_DIRECTIONS_
Each line of the data that includes the string "title" is to be copied out.

Entries with figure data:
******************************
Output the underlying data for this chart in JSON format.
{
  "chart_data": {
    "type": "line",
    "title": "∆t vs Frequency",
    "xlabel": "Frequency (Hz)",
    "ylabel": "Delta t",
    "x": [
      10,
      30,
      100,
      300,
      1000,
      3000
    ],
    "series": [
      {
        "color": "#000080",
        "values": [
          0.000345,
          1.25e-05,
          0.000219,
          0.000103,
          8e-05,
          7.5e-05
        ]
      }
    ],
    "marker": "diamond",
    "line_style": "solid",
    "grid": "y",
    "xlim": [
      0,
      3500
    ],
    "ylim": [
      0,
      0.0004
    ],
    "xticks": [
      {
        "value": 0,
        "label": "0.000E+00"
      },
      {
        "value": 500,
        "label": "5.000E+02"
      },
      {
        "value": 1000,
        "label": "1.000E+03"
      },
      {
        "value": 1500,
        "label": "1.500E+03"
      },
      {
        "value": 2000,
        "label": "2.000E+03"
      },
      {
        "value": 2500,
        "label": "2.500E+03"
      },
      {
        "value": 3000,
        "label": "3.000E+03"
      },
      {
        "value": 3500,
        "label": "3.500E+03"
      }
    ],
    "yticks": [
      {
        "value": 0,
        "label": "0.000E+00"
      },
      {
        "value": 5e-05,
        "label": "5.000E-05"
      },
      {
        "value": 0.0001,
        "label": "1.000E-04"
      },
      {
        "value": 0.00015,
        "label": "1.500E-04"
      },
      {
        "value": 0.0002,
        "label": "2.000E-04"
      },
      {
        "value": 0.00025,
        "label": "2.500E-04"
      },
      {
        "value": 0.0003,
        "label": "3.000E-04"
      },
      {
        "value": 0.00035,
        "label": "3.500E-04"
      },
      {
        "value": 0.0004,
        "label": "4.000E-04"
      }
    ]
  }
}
******************************
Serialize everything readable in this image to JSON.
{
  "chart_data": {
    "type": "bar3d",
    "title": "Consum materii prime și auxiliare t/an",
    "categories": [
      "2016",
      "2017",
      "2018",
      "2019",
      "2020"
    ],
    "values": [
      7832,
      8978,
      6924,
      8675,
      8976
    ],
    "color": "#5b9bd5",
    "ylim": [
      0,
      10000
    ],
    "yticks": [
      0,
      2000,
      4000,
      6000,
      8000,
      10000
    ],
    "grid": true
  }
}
******************************
_COMPLETED EXERCISE_
    "title": "∆t vs Frequency",
    "title": "Consum materii prime și auxiliare t/an",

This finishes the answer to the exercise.